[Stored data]

################

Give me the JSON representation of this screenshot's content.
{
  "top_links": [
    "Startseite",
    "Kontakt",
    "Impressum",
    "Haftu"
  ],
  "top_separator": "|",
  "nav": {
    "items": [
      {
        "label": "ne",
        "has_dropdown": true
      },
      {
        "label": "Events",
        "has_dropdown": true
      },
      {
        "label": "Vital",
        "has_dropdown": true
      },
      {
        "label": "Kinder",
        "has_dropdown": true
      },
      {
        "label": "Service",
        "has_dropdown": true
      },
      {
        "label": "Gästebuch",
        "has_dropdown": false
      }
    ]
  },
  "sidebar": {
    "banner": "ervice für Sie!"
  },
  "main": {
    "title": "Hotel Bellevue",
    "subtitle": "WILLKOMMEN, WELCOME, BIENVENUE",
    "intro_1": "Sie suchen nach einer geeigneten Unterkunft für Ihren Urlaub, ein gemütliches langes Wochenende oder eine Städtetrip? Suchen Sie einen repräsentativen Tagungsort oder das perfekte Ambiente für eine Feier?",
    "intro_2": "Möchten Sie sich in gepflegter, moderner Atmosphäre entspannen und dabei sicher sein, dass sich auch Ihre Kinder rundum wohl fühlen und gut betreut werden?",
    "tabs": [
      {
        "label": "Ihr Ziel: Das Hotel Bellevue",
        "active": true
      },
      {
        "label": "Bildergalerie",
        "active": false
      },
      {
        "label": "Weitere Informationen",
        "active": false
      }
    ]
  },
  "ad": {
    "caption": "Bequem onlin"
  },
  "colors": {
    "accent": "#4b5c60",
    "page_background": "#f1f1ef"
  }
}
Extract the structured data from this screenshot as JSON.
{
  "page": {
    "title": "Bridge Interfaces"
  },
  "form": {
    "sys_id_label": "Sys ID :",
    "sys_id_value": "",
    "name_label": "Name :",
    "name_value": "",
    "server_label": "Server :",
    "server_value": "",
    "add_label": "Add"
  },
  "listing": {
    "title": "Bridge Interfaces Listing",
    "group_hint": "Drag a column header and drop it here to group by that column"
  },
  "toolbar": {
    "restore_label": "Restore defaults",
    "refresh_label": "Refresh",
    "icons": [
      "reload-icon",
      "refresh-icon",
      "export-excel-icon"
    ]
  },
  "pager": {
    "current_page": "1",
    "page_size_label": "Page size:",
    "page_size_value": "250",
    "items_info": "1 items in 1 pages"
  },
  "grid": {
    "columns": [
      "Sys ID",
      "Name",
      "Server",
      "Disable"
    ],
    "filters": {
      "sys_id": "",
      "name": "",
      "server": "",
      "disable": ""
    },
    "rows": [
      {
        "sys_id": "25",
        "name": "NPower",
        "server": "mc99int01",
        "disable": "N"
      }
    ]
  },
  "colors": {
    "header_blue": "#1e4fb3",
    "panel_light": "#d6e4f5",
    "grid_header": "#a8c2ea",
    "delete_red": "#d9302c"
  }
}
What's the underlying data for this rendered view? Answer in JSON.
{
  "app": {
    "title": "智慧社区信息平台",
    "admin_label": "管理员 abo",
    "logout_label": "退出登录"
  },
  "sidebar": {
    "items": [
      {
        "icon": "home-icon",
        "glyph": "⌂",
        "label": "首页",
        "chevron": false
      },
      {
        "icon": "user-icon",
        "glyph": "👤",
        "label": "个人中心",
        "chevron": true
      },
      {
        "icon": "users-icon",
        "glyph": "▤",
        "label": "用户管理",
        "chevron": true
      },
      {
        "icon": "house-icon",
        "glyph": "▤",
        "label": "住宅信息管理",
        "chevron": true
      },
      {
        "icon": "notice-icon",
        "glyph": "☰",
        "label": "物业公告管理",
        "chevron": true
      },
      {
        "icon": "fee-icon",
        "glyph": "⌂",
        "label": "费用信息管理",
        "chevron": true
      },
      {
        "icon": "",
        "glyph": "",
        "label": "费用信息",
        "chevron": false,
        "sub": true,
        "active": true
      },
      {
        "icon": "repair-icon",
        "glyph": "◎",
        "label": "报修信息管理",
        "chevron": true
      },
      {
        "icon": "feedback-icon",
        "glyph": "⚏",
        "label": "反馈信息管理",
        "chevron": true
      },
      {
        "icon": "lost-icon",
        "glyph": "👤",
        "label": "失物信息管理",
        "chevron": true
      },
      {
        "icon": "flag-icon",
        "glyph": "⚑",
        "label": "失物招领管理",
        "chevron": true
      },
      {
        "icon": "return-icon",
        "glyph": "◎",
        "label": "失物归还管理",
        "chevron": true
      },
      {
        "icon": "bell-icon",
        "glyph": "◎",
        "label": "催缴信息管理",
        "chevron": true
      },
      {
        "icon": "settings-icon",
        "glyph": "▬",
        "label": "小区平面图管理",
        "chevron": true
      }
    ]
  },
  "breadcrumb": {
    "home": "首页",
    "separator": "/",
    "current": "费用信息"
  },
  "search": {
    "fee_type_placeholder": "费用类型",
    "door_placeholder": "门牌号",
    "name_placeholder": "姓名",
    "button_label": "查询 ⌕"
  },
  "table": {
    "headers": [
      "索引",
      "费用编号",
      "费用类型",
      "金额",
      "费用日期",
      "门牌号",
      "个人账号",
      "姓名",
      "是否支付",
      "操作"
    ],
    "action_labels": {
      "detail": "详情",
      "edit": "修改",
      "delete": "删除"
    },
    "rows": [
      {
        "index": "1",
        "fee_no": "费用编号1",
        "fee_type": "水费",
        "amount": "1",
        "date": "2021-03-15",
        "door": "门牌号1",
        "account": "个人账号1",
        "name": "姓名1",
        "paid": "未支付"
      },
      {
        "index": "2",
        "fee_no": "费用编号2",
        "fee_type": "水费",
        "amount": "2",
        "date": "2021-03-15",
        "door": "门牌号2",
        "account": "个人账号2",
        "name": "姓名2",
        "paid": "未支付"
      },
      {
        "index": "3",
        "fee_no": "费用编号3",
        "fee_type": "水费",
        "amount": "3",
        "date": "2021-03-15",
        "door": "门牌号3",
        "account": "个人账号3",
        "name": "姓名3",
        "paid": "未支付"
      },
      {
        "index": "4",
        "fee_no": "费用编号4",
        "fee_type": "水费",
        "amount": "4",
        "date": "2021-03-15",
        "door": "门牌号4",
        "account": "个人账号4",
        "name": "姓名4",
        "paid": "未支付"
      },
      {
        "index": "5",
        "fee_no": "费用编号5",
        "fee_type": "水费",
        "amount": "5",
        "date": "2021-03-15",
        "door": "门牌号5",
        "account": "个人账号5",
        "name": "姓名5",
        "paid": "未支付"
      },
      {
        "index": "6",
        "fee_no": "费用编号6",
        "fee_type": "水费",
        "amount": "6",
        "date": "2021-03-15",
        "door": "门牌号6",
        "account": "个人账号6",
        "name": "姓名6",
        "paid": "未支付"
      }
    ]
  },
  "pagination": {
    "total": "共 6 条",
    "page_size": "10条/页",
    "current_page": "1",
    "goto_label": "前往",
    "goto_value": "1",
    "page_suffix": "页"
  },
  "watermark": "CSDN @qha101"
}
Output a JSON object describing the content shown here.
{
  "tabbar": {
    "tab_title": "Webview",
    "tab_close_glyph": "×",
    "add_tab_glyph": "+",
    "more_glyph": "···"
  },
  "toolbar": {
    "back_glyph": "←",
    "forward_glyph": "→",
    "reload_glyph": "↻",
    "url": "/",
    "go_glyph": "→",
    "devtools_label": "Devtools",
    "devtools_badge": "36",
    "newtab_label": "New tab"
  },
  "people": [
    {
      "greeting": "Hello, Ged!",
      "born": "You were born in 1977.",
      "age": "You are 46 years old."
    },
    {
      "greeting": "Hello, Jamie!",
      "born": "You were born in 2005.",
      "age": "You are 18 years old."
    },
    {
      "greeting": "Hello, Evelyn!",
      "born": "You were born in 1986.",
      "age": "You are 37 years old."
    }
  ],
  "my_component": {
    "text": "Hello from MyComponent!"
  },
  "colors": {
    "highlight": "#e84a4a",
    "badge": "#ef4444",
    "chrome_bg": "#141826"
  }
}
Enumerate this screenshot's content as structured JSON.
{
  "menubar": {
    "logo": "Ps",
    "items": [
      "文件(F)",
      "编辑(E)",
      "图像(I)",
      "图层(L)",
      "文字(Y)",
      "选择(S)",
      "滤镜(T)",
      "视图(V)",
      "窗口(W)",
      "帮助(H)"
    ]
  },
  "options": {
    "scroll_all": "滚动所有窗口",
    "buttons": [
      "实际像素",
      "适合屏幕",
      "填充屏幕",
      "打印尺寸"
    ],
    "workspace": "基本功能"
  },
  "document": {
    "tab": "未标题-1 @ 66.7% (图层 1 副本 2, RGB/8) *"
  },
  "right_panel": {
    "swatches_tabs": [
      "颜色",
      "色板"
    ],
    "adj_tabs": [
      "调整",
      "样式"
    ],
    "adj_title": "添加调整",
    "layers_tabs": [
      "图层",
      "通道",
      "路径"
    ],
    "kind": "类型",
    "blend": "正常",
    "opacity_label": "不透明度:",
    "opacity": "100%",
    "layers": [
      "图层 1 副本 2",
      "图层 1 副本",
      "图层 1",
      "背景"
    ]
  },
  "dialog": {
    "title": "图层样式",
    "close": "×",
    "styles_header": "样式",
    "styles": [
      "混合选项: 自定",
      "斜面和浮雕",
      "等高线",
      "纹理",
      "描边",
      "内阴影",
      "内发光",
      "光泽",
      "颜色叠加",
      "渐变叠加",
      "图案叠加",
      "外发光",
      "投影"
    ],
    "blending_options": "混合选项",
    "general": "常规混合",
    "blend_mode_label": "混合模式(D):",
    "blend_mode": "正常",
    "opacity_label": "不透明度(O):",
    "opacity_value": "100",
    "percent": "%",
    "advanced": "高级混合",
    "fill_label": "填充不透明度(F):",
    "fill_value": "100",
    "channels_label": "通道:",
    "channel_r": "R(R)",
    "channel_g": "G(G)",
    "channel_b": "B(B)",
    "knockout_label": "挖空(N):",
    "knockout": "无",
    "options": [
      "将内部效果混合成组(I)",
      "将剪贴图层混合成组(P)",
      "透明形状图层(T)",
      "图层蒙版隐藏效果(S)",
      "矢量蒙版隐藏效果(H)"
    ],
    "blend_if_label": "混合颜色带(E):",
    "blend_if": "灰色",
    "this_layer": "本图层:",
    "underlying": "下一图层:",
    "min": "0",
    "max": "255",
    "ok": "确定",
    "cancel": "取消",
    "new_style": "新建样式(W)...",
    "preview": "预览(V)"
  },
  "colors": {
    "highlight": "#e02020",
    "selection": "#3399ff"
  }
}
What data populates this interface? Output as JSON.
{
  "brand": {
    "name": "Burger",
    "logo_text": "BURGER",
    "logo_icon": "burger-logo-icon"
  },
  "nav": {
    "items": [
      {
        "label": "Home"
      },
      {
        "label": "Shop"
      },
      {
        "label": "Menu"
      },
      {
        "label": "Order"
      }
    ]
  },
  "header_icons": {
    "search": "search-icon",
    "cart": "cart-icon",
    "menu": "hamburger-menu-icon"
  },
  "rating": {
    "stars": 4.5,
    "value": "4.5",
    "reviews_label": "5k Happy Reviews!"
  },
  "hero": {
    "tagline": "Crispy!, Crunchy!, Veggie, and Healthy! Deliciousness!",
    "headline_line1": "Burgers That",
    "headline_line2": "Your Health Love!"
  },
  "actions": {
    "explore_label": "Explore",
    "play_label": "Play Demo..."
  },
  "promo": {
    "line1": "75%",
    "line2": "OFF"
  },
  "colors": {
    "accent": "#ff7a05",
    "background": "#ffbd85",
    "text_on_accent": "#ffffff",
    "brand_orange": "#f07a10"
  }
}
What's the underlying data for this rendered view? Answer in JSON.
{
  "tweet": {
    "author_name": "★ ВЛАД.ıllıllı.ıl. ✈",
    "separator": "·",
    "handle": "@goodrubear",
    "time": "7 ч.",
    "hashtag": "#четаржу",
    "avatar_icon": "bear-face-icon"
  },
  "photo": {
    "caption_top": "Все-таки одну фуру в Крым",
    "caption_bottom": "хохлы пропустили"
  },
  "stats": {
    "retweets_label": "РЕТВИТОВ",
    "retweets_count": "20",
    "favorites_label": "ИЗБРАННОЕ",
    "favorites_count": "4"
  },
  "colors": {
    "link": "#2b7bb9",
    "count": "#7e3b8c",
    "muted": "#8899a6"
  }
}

################

_CHALLENGE_:
Check each line of the records above for "Bellevue", and copy those that have it.

_EXERCISE ANSWER_:
    "title": "Hotel Bellevue",
        "label": "Ihr Ziel: Das Hotel Bellevue",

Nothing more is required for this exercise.